▶ **Aim**
Without the pictures, set down every line of the data exactly.

▶ **Supplied records**
________________________________________

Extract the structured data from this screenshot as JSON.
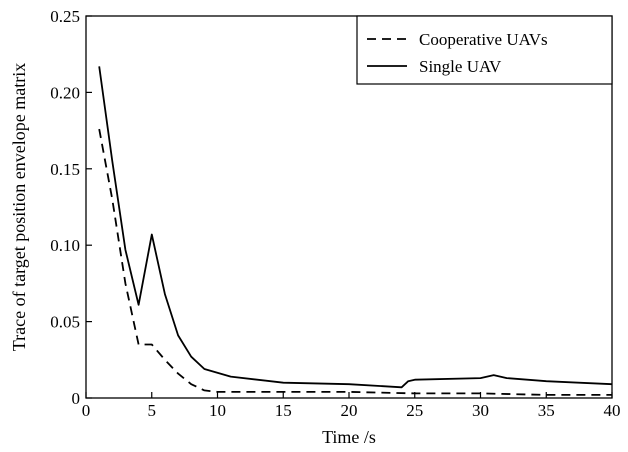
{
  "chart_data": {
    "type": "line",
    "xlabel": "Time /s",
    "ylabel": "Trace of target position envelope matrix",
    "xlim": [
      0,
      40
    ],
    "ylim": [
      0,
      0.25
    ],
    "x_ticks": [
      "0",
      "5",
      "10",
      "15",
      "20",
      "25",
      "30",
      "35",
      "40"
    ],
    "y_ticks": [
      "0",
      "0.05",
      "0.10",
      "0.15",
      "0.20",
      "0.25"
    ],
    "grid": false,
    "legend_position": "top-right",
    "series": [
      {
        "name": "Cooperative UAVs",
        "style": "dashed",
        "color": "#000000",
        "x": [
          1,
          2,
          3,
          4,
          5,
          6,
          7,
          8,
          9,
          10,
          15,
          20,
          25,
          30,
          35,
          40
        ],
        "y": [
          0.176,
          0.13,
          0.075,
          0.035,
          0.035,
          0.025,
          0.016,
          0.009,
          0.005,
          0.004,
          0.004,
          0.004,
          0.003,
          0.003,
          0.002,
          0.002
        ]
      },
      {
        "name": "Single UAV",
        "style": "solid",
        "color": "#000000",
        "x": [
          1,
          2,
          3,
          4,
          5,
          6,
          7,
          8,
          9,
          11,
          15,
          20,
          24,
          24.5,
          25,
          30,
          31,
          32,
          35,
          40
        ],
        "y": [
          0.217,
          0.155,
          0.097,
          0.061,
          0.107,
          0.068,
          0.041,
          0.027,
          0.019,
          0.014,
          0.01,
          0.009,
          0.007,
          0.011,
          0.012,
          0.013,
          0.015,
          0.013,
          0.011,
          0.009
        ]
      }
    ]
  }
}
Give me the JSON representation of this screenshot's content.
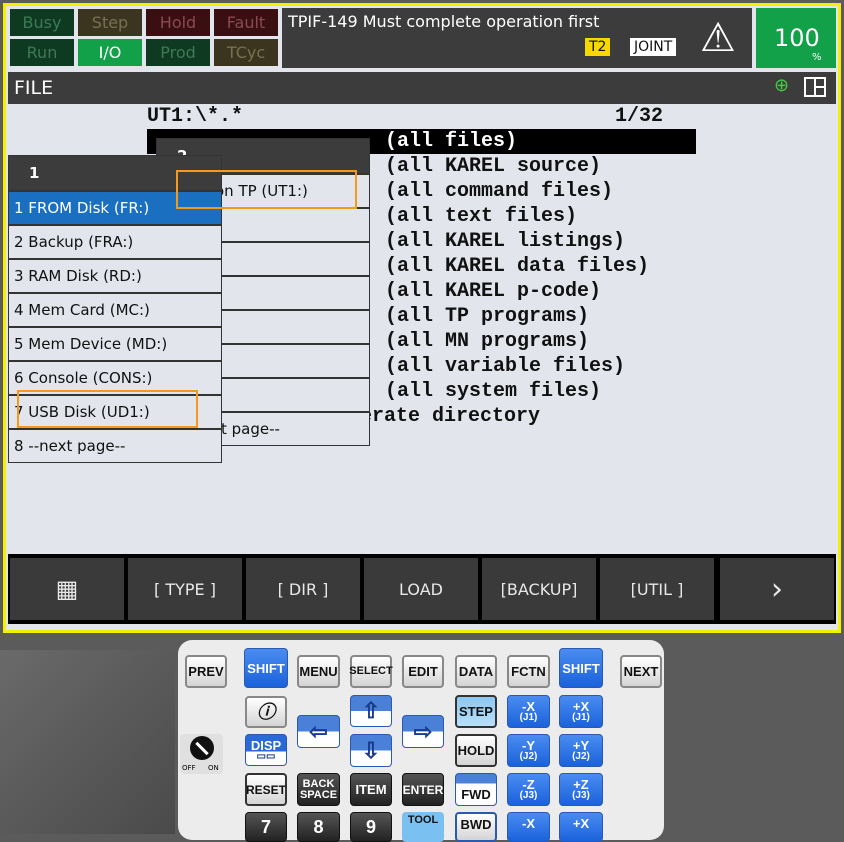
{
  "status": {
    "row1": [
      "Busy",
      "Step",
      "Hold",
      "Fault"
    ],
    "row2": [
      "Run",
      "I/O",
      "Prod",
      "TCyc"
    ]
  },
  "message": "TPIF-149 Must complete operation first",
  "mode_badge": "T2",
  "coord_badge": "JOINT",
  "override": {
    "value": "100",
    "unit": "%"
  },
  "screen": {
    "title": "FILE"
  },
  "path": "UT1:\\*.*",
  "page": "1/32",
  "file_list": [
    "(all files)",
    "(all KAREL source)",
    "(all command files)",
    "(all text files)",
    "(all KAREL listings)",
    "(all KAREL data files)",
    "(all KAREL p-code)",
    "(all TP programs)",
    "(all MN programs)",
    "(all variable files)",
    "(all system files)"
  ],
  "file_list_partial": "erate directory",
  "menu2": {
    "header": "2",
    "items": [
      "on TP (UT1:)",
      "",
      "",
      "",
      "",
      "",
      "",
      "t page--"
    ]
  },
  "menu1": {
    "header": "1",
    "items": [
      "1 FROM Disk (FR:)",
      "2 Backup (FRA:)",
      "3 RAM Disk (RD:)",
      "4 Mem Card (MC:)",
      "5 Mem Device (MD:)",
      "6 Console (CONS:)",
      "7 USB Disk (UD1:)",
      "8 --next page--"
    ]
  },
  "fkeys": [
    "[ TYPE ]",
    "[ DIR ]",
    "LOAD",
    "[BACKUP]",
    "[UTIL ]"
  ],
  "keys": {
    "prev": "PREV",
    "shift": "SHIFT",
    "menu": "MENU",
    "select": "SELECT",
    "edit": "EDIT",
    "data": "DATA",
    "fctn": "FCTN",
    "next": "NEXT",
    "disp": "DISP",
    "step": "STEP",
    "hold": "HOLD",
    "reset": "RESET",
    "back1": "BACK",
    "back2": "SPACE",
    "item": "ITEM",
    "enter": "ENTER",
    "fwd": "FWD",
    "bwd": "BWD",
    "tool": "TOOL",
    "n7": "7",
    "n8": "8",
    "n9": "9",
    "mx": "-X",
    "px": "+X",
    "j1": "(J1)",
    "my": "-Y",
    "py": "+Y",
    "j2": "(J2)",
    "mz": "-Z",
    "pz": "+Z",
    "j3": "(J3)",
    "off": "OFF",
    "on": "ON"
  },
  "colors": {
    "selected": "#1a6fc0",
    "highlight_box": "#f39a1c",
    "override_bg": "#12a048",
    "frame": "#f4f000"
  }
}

________________________________________

▶ **Result**
Extract the structured data from this screenshot as JSON.
{
  "chart_data": {
    "type": "line",
    "xlabel": "Time /s",
    "ylabel": "Trace of target position envelope matrix",
    "xlim": [
      0,
      40
    ],
    "ylim": [
      0,
      0.25
    ],
    "x_ticks": [
      "0",
      "5",
      "10",
      "15",
      "20",
      "25",
      "30",
      "35",
      "40"
    ],
    "y_ticks": [
      "0",
      "0.05",
      "0.10",
      "0.15",
      "0.20",
      "0.25"
    ],
    "grid": false,
    "legend_position": "top-right",
    "series": [
      {
        "name": "Cooperative UAVs",
        "style": "dashed",
        "color": "#000000",
        "x": [
          1,
          2,
          3,
          4,
          5,
          6,
          7,
          8,
          9,
          10,
          15,
          20,
          25,
          30,
          35,
          40
        ],
        "y": [
          0.176,
          0.13,
          0.075,
          0.035,
          0.035,
          0.025,
          0.016,
          0.009,
          0.005,
          0.004,
          0.004,
          0.004,
          0.003,
          0.003,
          0.002,
          0.002
        ]
      },
      {
        "name": "Single UAV",
        "style": "solid",
        "color": "#000000",
        "x": [
          1,
          2,
          3,
          4,
          5,
          6,
          7,
          8,
          9,
          11,
          15,
          20,
          24,
          24.5,
          25,
          30,
          31,
          32,
          35,
          40
        ],
        "y": [
          0.217,
          0.155,
          0.097,
          0.061,
          0.107,
          0.068,
          0.041,
          0.027,
          0.019,
          0.014,
          0.01,
          0.009,
          0.007,
          0.011,
          0.012,
          0.013,
          0.015,
          0.013,
          0.011,
          0.009
        ]
      }
    ]
  }
}
Give me the JSON representation of this screenshot's content.
{
  "status": {
    "row1": [
      "Busy",
      "Step",
      "Hold",
      "Fault"
    ],
    "row2": [
      "Run",
      "I/O",
      "Prod",
      "TCyc"
    ]
  },
  "message": "TPIF-149 Must complete operation first",
  "mode_badge": "T2",
  "coord_badge": "JOINT",
  "override": {
    "value": "100",
    "unit": "%"
  },
  "screen": {
    "title": "FILE"
  },
  "path": "UT1:\\*.*",
  "page": "1/32",
  "file_list": [
    "(all files)",
    "(all KAREL source)",
    "(all command files)",
    "(all text files)",
    "(all KAREL listings)",
    "(all KAREL data files)",
    "(all KAREL p-code)",
    "(all TP programs)",
    "(all MN programs)",
    "(all variable files)",
    "(all system files)"
  ],
  "file_list_partial": "erate directory",
  "menu2": {
    "header": "2",
    "items": [
      "on TP (UT1:)",
      "",
      "",
      "",
      "",
      "",
      "",
      "t page--"
    ]
  },
  "menu1": {
    "header": "1",
    "items": [
      "1 FROM Disk (FR:)",
      "2 Backup (FRA:)",
      "3 RAM Disk (RD:)",
      "4 Mem Card (MC:)",
      "5 Mem Device (MD:)",
      "6 Console (CONS:)",
      "7 USB Disk (UD1:)",
      "8 --next page--"
    ]
  },
  "fkeys": [
    "[ TYPE ]",
    "[ DIR ]",
    "LOAD",
    "[BACKUP]",
    "[UTIL ]"
  ],
  "keys": {
    "prev": "PREV",
    "shift": "SHIFT",
    "menu": "MENU",
    "select": "SELECT",
    "edit": "EDIT",
    "data": "DATA",
    "fctn": "FCTN",
    "next": "NEXT",
    "disp": "DISP",
    "step": "STEP",
    "hold": "HOLD",
    "reset": "RESET",
    "back1": "BACK",
    "back2": "SPACE",
    "item": "ITEM",
    "enter": "ENTER",
    "fwd": "FWD",
    "bwd": "BWD",
    "tool": "TOOL",
    "n7": "7",
    "n8": "8",
    "n9": "9",
    "mx": "-X",
    "px": "+X",
    "j1": "(J1)",
    "my": "-Y",
    "py": "+Y",
    "j2": "(J2)",
    "mz": "-Z",
    "pz": "+Z",
    "j3": "(J3)",
    "off": "OFF",
    "on": "ON"
  },
  "colors": {
    "selected": "#1a6fc0",
    "highlight_box": "#f39a1c",
    "override_bg": "#12a048",
    "frame": "#f4f000"
  }
}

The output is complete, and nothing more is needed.